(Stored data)
⁂

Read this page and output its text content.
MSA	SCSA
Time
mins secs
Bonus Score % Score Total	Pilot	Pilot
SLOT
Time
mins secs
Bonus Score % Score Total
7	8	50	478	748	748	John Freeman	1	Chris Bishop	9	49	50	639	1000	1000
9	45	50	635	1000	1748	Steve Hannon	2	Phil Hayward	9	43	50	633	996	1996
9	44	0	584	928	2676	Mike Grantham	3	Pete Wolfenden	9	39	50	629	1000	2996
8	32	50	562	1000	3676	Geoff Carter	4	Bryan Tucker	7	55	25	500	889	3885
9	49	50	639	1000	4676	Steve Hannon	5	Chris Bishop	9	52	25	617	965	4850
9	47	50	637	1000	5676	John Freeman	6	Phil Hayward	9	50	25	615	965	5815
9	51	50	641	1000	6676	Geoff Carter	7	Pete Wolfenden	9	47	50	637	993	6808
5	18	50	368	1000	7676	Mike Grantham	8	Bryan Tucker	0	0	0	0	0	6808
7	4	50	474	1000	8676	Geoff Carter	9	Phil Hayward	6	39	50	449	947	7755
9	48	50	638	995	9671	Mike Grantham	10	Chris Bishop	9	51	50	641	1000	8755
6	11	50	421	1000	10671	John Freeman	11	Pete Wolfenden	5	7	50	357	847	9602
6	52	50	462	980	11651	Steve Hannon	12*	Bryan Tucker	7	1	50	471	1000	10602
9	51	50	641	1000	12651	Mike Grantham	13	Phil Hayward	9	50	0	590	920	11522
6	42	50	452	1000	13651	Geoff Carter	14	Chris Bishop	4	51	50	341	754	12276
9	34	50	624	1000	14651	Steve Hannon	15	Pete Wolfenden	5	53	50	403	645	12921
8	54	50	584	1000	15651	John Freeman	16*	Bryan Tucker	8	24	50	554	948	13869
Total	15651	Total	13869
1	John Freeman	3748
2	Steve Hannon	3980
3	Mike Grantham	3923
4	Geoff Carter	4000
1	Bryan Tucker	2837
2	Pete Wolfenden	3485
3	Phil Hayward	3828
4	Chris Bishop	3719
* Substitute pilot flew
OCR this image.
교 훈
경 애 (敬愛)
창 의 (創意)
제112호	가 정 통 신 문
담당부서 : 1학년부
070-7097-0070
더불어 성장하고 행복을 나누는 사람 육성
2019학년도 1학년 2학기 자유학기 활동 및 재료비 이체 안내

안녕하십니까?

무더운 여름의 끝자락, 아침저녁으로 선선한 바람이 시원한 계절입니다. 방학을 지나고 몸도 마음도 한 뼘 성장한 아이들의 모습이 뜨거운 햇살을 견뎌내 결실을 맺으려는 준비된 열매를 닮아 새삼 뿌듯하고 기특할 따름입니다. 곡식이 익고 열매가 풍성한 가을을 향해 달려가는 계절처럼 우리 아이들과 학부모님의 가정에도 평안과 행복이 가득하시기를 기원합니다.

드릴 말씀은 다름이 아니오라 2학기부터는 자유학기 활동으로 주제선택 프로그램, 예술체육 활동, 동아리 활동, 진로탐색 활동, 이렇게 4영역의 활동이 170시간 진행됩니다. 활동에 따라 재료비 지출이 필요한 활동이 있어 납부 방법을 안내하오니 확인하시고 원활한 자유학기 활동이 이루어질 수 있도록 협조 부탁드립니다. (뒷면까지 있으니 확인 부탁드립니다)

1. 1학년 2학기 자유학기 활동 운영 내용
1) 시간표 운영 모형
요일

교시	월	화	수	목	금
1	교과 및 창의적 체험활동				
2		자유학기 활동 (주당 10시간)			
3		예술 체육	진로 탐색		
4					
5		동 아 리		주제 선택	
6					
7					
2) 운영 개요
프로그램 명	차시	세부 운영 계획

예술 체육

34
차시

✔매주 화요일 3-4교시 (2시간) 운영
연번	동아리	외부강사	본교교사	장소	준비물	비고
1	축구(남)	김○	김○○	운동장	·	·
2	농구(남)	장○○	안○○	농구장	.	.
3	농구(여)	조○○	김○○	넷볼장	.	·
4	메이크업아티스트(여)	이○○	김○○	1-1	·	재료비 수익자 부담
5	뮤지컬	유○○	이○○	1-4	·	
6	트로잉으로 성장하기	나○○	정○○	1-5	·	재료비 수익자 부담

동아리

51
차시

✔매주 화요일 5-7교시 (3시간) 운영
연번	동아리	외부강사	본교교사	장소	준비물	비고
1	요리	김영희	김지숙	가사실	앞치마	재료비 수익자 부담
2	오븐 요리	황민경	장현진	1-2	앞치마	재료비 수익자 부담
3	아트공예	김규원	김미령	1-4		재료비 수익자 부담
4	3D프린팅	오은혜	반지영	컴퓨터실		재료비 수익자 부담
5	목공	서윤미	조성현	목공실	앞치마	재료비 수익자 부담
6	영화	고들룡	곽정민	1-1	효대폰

⁂

> **CHALLENGE**: Copy all lines in the listing above where the string "Total" appears.

> **ANSWER FOR THE TASK**:
Bonus Score % Score Total	Pilot	Pilot
Bonus Score % Score Total
Total	15651	Total	13869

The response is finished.